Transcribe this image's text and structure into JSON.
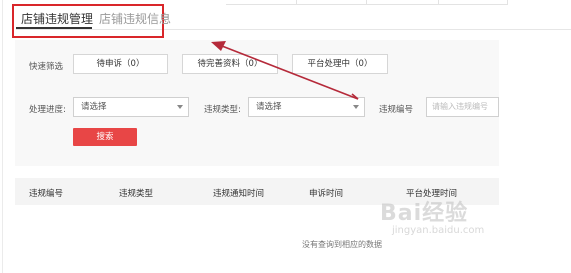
{
  "tabs": [
    {
      "label": "店铺违规管理",
      "active": true
    },
    {
      "label": "店铺违规信息",
      "active": false
    }
  ],
  "quick_filter": {
    "label": "快速筛选",
    "buttons": [
      "待申诉（0）",
      "待完善资料（0）",
      "平台处理中（0）"
    ]
  },
  "filters": {
    "progress_label": "处理进度:",
    "progress_value": "请选择",
    "type_label": "违规类型:",
    "type_value": "请选择",
    "id_label": "违规编号",
    "id_placeholder": "请输入违规编号"
  },
  "search_label": "搜索",
  "table": {
    "columns": [
      "违规编号",
      "违规类型",
      "违规通知时间",
      "申诉时间",
      "平台处理时间"
    ],
    "empty_text": "没有查询到相应的数据"
  },
  "watermark": {
    "text": "Bai经验",
    "sub": "jingyan.baidu.com"
  },
  "colors": {
    "highlight": "#d9262a",
    "search_button": "#e84646",
    "arrow": "#b52a3a"
  }
}
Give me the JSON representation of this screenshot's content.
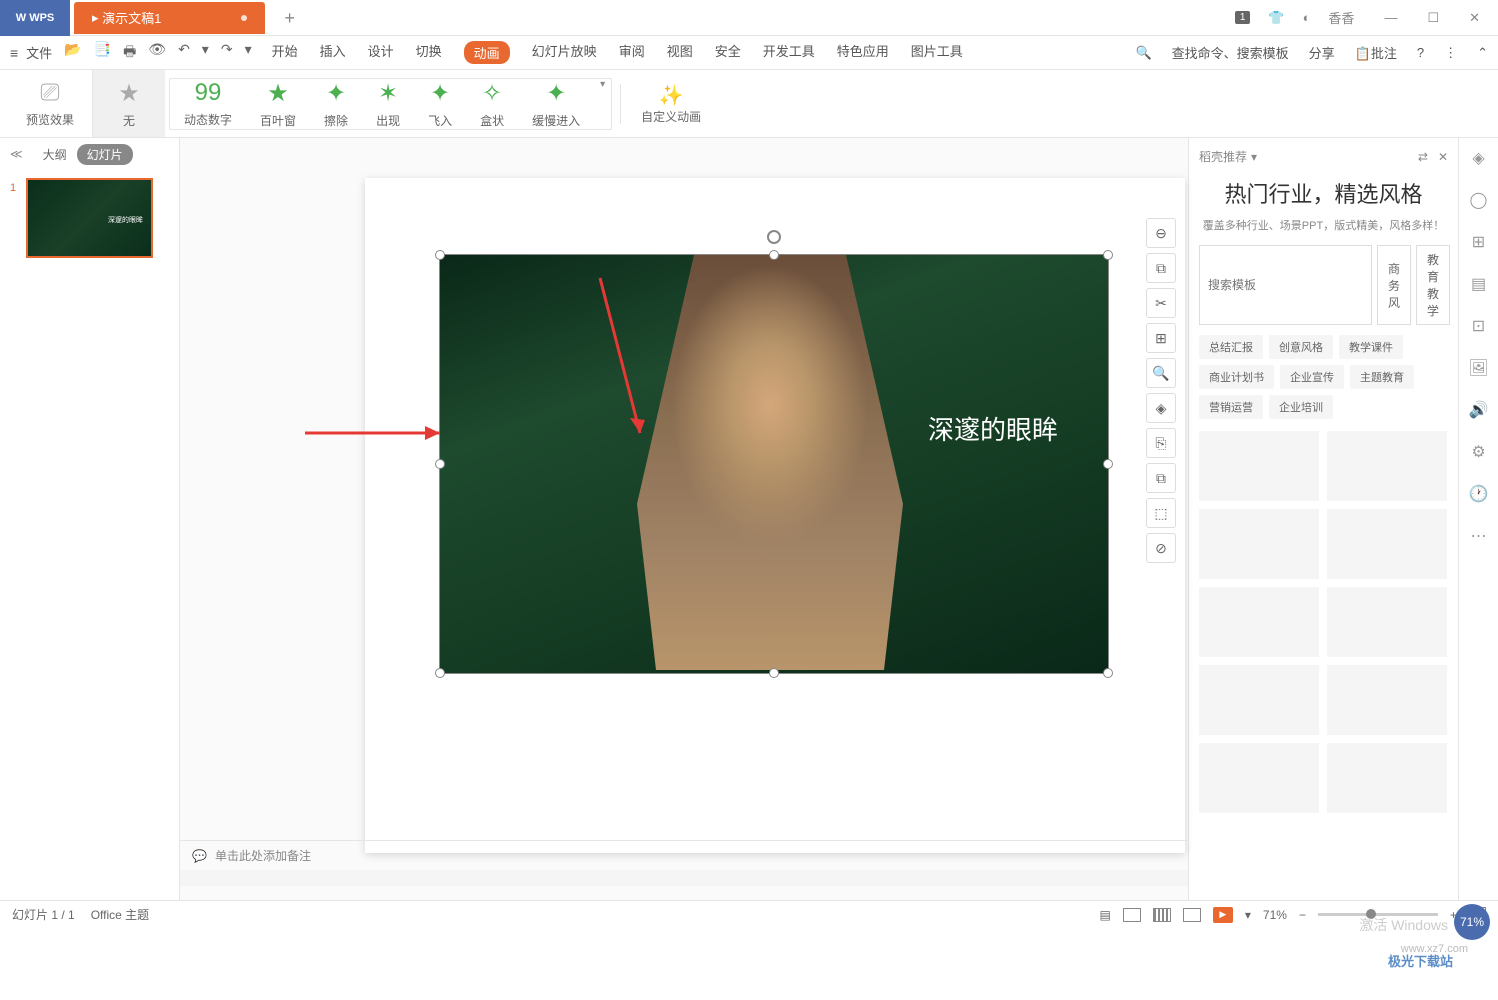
{
  "titlebar": {
    "wps": "W WPS",
    "tab": "演示文稿1",
    "add": "+",
    "user": "香香",
    "num": "1"
  },
  "menu": {
    "file": "文件",
    "tabs": [
      "开始",
      "插入",
      "设计",
      "切换",
      "动画",
      "幻灯片放映",
      "审阅",
      "视图",
      "安全",
      "开发工具",
      "特色应用",
      "图片工具"
    ],
    "active": 4,
    "search": "查找命令、搜索模板",
    "share": "分享",
    "note": "批注"
  },
  "ribbon": {
    "preview": "预览效果",
    "items": [
      "无",
      "动态数字",
      "百叶窗",
      "擦除",
      "出现",
      "飞入",
      "盒状",
      "缓慢进入"
    ],
    "custom": "自定义动画"
  },
  "panel": {
    "outline": "大纲",
    "slides": "幻灯片",
    "thumbLabel": "深邃的眼眸"
  },
  "slide": {
    "title": "深邃的眼眸"
  },
  "rightPanel": {
    "header": "稻壳推荐",
    "title": "热门行业，精选风格",
    "subtitle": "覆盖多种行业、场景PPT，版式精美，风格多样！",
    "searchPh": "搜索模板",
    "filters": [
      "商务风",
      "教育教学"
    ],
    "tags": [
      "总结汇报",
      "创意风格",
      "教学课件",
      "商业计划书",
      "企业宣传",
      "主题教育",
      "营销运营",
      "企业培训"
    ]
  },
  "notes": {
    "placeholder": "单击此处添加备注"
  },
  "status": {
    "slide": "幻灯片 1 / 1",
    "theme": "Office 主题",
    "zoom": "71%",
    "fit": "+"
  },
  "activate": "激活 Windows",
  "watermark": "www.xz7.com",
  "jiguang": "极光下载站",
  "badge": "71%"
}
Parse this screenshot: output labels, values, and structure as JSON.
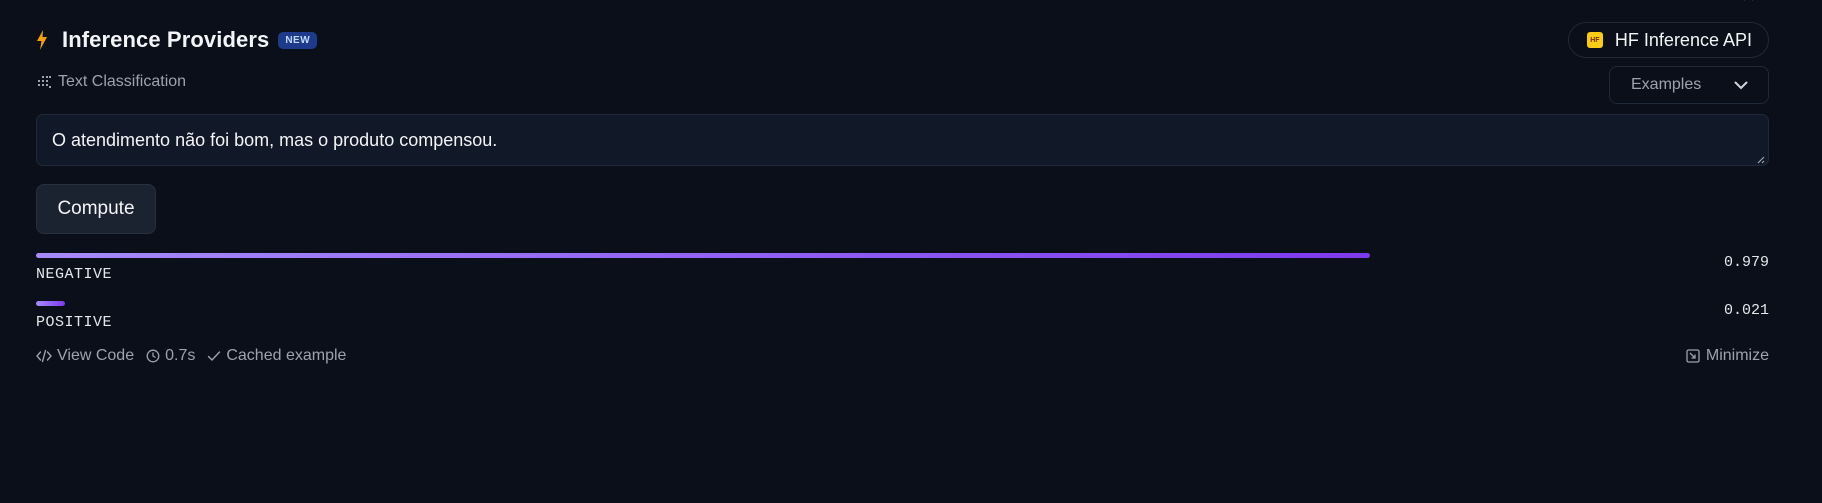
{
  "header": {
    "title": "Inference Providers",
    "badge": "NEW",
    "provider_logo_text": "HF",
    "provider_label": "HF Inference API"
  },
  "task": {
    "label": "Text Classification",
    "examples_label": "Examples"
  },
  "input": {
    "value": "O atendimento não foi bom, mas o produto compensou."
  },
  "compute_label": "Compute",
  "results": [
    {
      "label": "NEGATIVE",
      "score_text": "0.979",
      "score": 0.979
    },
    {
      "label": "POSITIVE",
      "score_text": "0.021",
      "score": 0.021
    }
  ],
  "footer": {
    "view_code": "View Code",
    "time": "0.7s",
    "cached": "Cached example",
    "minimize": "Minimize"
  },
  "colors": {
    "background": "#0b0f19",
    "accent_bolt": "#f59e0b",
    "bar_start": "#a78bfa",
    "bar_end": "#7c3aed",
    "badge_bg": "#1e3a8a"
  }
}
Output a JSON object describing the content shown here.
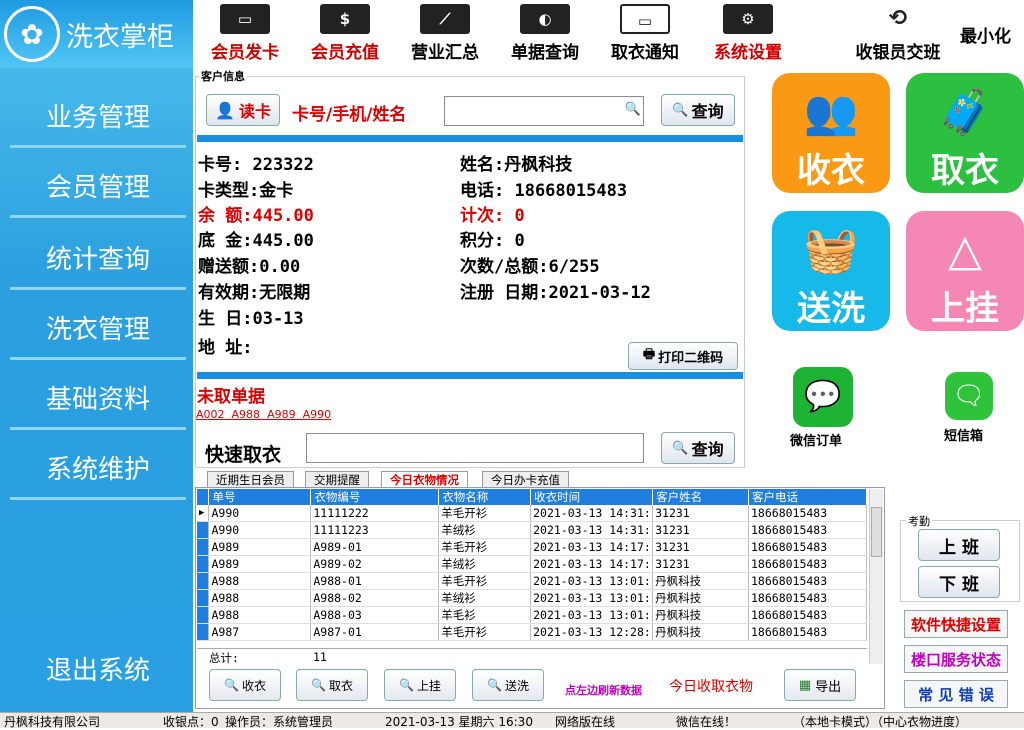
{
  "app": {
    "title": "洗衣掌柜",
    "minimize": "最小化"
  },
  "sidebar": {
    "items": [
      "业务管理",
      "会员管理",
      "统计查询",
      "洗衣管理",
      "基础资料",
      "系统维护"
    ],
    "exit": "退出系统"
  },
  "toolbar": [
    {
      "label": "会员发卡",
      "icon": "card-icon",
      "red": true
    },
    {
      "label": "会员充值",
      "icon": "cash-icon",
      "red": true
    },
    {
      "label": "营业汇总",
      "icon": "chart-icon",
      "red": false
    },
    {
      "label": "单据查询",
      "icon": "document-icon",
      "red": false
    },
    {
      "label": "取衣通知",
      "icon": "message-icon",
      "red": false
    },
    {
      "label": "系统设置",
      "icon": "settings-icon",
      "red": true
    }
  ],
  "cashier": "收银员交班",
  "customer": {
    "section": "客户信息",
    "read_card": "读卡",
    "search_label": "卡号/手机/姓名",
    "search_value": "",
    "query": "查询",
    "card_no": "卡号:  223322",
    "card_type": "卡类型:金卡",
    "balance": "余  额:445.00",
    "base": "底  金:445.00",
    "gift": "赠送额:0.00",
    "validity": "有效期:无限期",
    "birthday": "生  日:03-13",
    "address": "地  址:",
    "name": "姓名:丹枫科技",
    "phone": "电话: 18668015483",
    "count": "计次: 0",
    "points": "积分: 0",
    "times": "次数/总额:6/255",
    "reg": "注册 日期:2021-03-12",
    "print_qr": "打印二维码"
  },
  "untaken": {
    "title": "未取单据",
    "ids": [
      "A002",
      "A988",
      "A989",
      "A990"
    ]
  },
  "quick": {
    "label": "快速取衣",
    "query": "查询"
  },
  "tiles": [
    {
      "label": "收衣"
    },
    {
      "label": "取衣"
    },
    {
      "label": "送洗"
    },
    {
      "label": "上挂"
    }
  ],
  "apps": {
    "wechat": "微信订单",
    "sms": "短信箱"
  },
  "attendance": {
    "title": "考勤",
    "on": "上  班",
    "off": "下  班"
  },
  "right_links": [
    "软件快捷设置",
    "楼口服务状态",
    "常 见 错 误"
  ],
  "tabs": [
    "近期生日会员",
    "交期提醒",
    "今日衣物情况",
    "今日办卡充值"
  ],
  "table": {
    "headers": [
      "单号",
      "衣物编号",
      "衣物名称",
      "收衣时间",
      "客户姓名",
      "客户电话"
    ],
    "rows": [
      [
        "A990",
        "11111222",
        "羊毛开衫",
        "2021-03-13 14:31:",
        "31231",
        "18668015483"
      ],
      [
        "A990",
        "11111223",
        "羊绒衫",
        "2021-03-13 14:31:",
        "31231",
        "18668015483"
      ],
      [
        "A989",
        "A989-01",
        "羊毛开衫",
        "2021-03-13 14:17:",
        "31231",
        "18668015483"
      ],
      [
        "A989",
        "A989-02",
        "羊绒衫",
        "2021-03-13 14:17:",
        "31231",
        "18668015483"
      ],
      [
        "A988",
        "A988-01",
        "羊毛开衫",
        "2021-03-13 13:01:",
        "丹枫科技",
        "18668015483"
      ],
      [
        "A988",
        "A988-02",
        "羊绒衫",
        "2021-03-13 13:01:",
        "丹枫科技",
        "18668015483"
      ],
      [
        "A988",
        "A988-03",
        "羊毛衫",
        "2021-03-13 13:01:",
        "丹枫科技",
        "18668015483"
      ],
      [
        "A987",
        "A987-01",
        "羊毛开衫",
        "2021-03-13 12:28:",
        "丹枫科技",
        "18668015483"
      ]
    ],
    "total_label": "总计:",
    "total_value": "11"
  },
  "bottom": {
    "buttons": [
      "收衣",
      "取衣",
      "上挂",
      "送洗"
    ],
    "refresh": "点左边刷新数据",
    "today": "今日收取衣物",
    "export": "导出"
  },
  "status": {
    "company": "丹枫科技有限公司",
    "point": "收银点：0",
    "operator": "操作员：系统管理员",
    "datetime": "2021-03-13  星期六 16:30",
    "net": "网络版在线",
    "wechat": "微信在线！",
    "mode": "（本地卡模式）（中心衣物进度）"
  }
}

┄┄┄┄┄┄┄┄┄┄┄┄┄┄┄┄┄┄┄┄

▶ [STATED PROBLEM]: Quote the entries in full. Any image among them is to be omitted from the copy.

▶ [SOLUTION TO THIS TASK]:
Transcribe this image's text and structure into JSON.
{
  "tabs": [
    {
      "label": "店铺违规管理",
      "active": true
    },
    {
      "label": "店铺违规信息",
      "active": false
    }
  ],
  "quick_filter": {
    "label": "快速筛选",
    "buttons": [
      "待申诉（0）",
      "待完善资料（0）",
      "平台处理中（0）"
    ]
  },
  "filters": {
    "progress_label": "处理进度:",
    "progress_value": "请选择",
    "type_label": "违规类型:",
    "type_value": "请选择",
    "id_label": "违规编号",
    "id_placeholder": "请输入违规编号"
  },
  "search_label": "搜索",
  "table": {
    "columns": [
      "违规编号",
      "违规类型",
      "违规通知时间",
      "申诉时间",
      "平台处理时间"
    ],
    "empty_text": "没有查询到相应的数据"
  },
  "watermark": {
    "text": "Bai经验",
    "sub": "jingyan.baidu.com"
  },
  "colors": {
    "highlight": "#d9262a",
    "search_button": "#e84646",
    "arrow": "#b52a3a"
  }
}
Give me the JSON representation of this screenshot's content.
{
  "titlebar": {
    "wps": "W WPS",
    "tab": "演示文稿1",
    "add": "+",
    "user": "香香",
    "num": "1"
  },
  "menu": {
    "file": "文件",
    "tabs": [
      "开始",
      "插入",
      "设计",
      "切换",
      "动画",
      "幻灯片放映",
      "审阅",
      "视图",
      "安全",
      "开发工具",
      "特色应用",
      "图片工具"
    ],
    "active": 4,
    "search": "查找命令、搜索模板",
    "share": "分享",
    "note": "批注"
  },
  "ribbon": {
    "preview": "预览效果",
    "items": [
      "无",
      "动态数字",
      "百叶窗",
      "擦除",
      "出现",
      "飞入",
      "盒状",
      "缓慢进入"
    ],
    "custom": "自定义动画"
  },
  "panel": {
    "outline": "大纲",
    "slides": "幻灯片",
    "thumbLabel": "深邃的眼眸"
  },
  "slide": {
    "title": "深邃的眼眸"
  },
  "rightPanel": {
    "header": "稻壳推荐",
    "title": "热门行业，精选风格",
    "subtitle": "覆盖多种行业、场景PPT，版式精美，风格多样！",
    "searchPh": "搜索模板",
    "filters": [
      "商务风",
      "教育教学"
    ],
    "tags": [
      "总结汇报",
      "创意风格",
      "教学课件",
      "商业计划书",
      "企业宣传",
      "主题教育",
      "营销运营",
      "企业培训"
    ]
  },
  "notes": {
    "placeholder": "单击此处添加备注"
  },
  "status": {
    "slide": "幻灯片 1 / 1",
    "theme": "Office 主题",
    "zoom": "71%",
    "fit": "+"
  },
  "activate": "激活 Windows",
  "watermark": "www.xz7.com",
  "jiguang": "极光下载站",
  "badge": "71%"
}
Parse this screenshot: output labels, values, and structure as JSON.
{
  "header": {
    "title": "Inference Providers",
    "badge": "NEW",
    "provider_logo_text": "HF",
    "provider_label": "HF Inference API"
  },
  "task": {
    "label": "Text Classification",
    "examples_label": "Examples"
  },
  "input": {
    "value": "O atendimento não foi bom, mas o produto compensou."
  },
  "compute_label": "Compute",
  "results": [
    {
      "label": "NEGATIVE",
      "score_text": "0.979",
      "score": 0.979
    },
    {
      "label": "POSITIVE",
      "score_text": "0.021",
      "score": 0.021
    }
  ],
  "footer": {
    "view_code": "View Code",
    "time": "0.7s",
    "cached": "Cached example",
    "minimize": "Minimize"
  },
  "colors": {
    "background": "#0b0f19",
    "accent_bolt": "#f59e0b",
    "bar_start": "#a78bfa",
    "bar_end": "#7c3aed",
    "badge_bg": "#1e3a8a"
  }
}
Output a JSON object describing the content shown here.
{
  "app": {
    "title": "洗衣掌柜",
    "minimize": "最小化"
  },
  "sidebar": {
    "items": [
      "业务管理",
      "会员管理",
      "统计查询",
      "洗衣管理",
      "基础资料",
      "系统维护"
    ],
    "exit": "退出系统"
  },
  "toolbar": [
    {
      "label": "会员发卡",
      "icon": "card-icon",
      "red": true
    },
    {
      "label": "会员充值",
      "icon": "cash-icon",
      "red": true
    },
    {
      "label": "营业汇总",
      "icon": "chart-icon",
      "red": false
    },
    {
      "label": "单据查询",
      "icon": "document-icon",
      "red": false
    },
    {
      "label": "取衣通知",
      "icon": "message-icon",
      "red": false
    },
    {
      "label": "系统设置",
      "icon": "settings-icon",
      "red": true
    }
  ],
  "cashier": "收银员交班",
  "customer": {
    "section": "客户信息",
    "read_card": "读卡",
    "search_label": "卡号/手机/姓名",
    "search_value": "",
    "query": "查询",
    "card_no": "卡号:  223322",
    "card_type": "卡类型:金卡",
    "balance": "余  额:445.00",
    "base": "底  金:445.00",
    "gift": "赠送额:0.00",
    "validity": "有效期:无限期",
    "birthday": "生  日:03-13",
    "address": "地  址:",
    "name": "姓名:丹枫科技",
    "phone": "电话: 18668015483",
    "count": "计次: 0",
    "points": "积分: 0",
    "times": "次数/总额:6/255",
    "reg": "注册 日期:2021-03-12",
    "print_qr": "打印二维码"
  },
  "untaken": {
    "title": "未取单据",
    "ids": [
      "A002",
      "A988",
      "A989",
      "A990"
    ]
  },
  "quick": {
    "label": "快速取衣",
    "query": "查询"
  },
  "tiles": [
    {
      "label": "收衣"
    },
    {
      "label": "取衣"
    },
    {
      "label": "送洗"
    },
    {
      "label": "上挂"
    }
  ],
  "apps": {
    "wechat": "微信订单",
    "sms": "短信箱"
  },
  "attendance": {
    "title": "考勤",
    "on": "上  班",
    "off": "下  班"
  },
  "right_links": [
    "软件快捷设置",
    "楼口服务状态",
    "常 见 错 误"
  ],
  "tabs": [
    "近期生日会员",
    "交期提醒",
    "今日衣物情况",
    "今日办卡充值"
  ],
  "table": {
    "headers": [
      "单号",
      "衣物编号",
      "衣物名称",
      "收衣时间",
      "客户姓名",
      "客户电话"
    ],
    "rows": [
      [
        "A990",
        "11111222",
        "羊毛开衫",
        "2021-03-13 14:31:",
        "31231",
        "18668015483"
      ],
      [
        "A990",
        "11111223",
        "羊绒衫",
        "2021-03-13 14:31:",
        "31231",
        "18668015483"
      ],
      [
        "A989",
        "A989-01",
        "羊毛开衫",
        "2021-03-13 14:17:",
        "31231",
        "18668015483"
      ],
      [
        "A989",
        "A989-02",
        "羊绒衫",
        "2021-03-13 14:17:",
        "31231",
        "18668015483"
      ],
      [
        "A988",
        "A988-01",
        "羊毛开衫",
        "2021-03-13 13:01:",
        "丹枫科技",
        "18668015483"
      ],
      [
        "A988",
        "A988-02",
        "羊绒衫",
        "2021-03-13 13:01:",
        "丹枫科技",
        "18668015483"
      ],
      [
        "A988",
        "A988-03",
        "羊毛衫",
        "2021-03-13 13:01:",
        "丹枫科技",
        "18668015483"
      ],
      [
        "A987",
        "A987-01",
        "羊毛开衫",
        "2021-03-13 12:28:",
        "丹枫科技",
        "18668015483"
      ]
    ],
    "total_label": "总计:",
    "total_value": "11"
  },
  "bottom": {
    "buttons": [
      "收衣",
      "取衣",
      "上挂",
      "送洗"
    ],
    "refresh": "点左边刷新数据",
    "today": "今日收取衣物",
    "export": "导出"
  },
  "status": {
    "company": "丹枫科技有限公司",
    "point": "收银点：0",
    "operator": "操作员：系统管理员",
    "datetime": "2021-03-13  星期六 16:30",
    "net": "网络版在线",
    "wechat": "微信在线！",
    "mode": "（本地卡模式）（中心衣物进度）"
  }
}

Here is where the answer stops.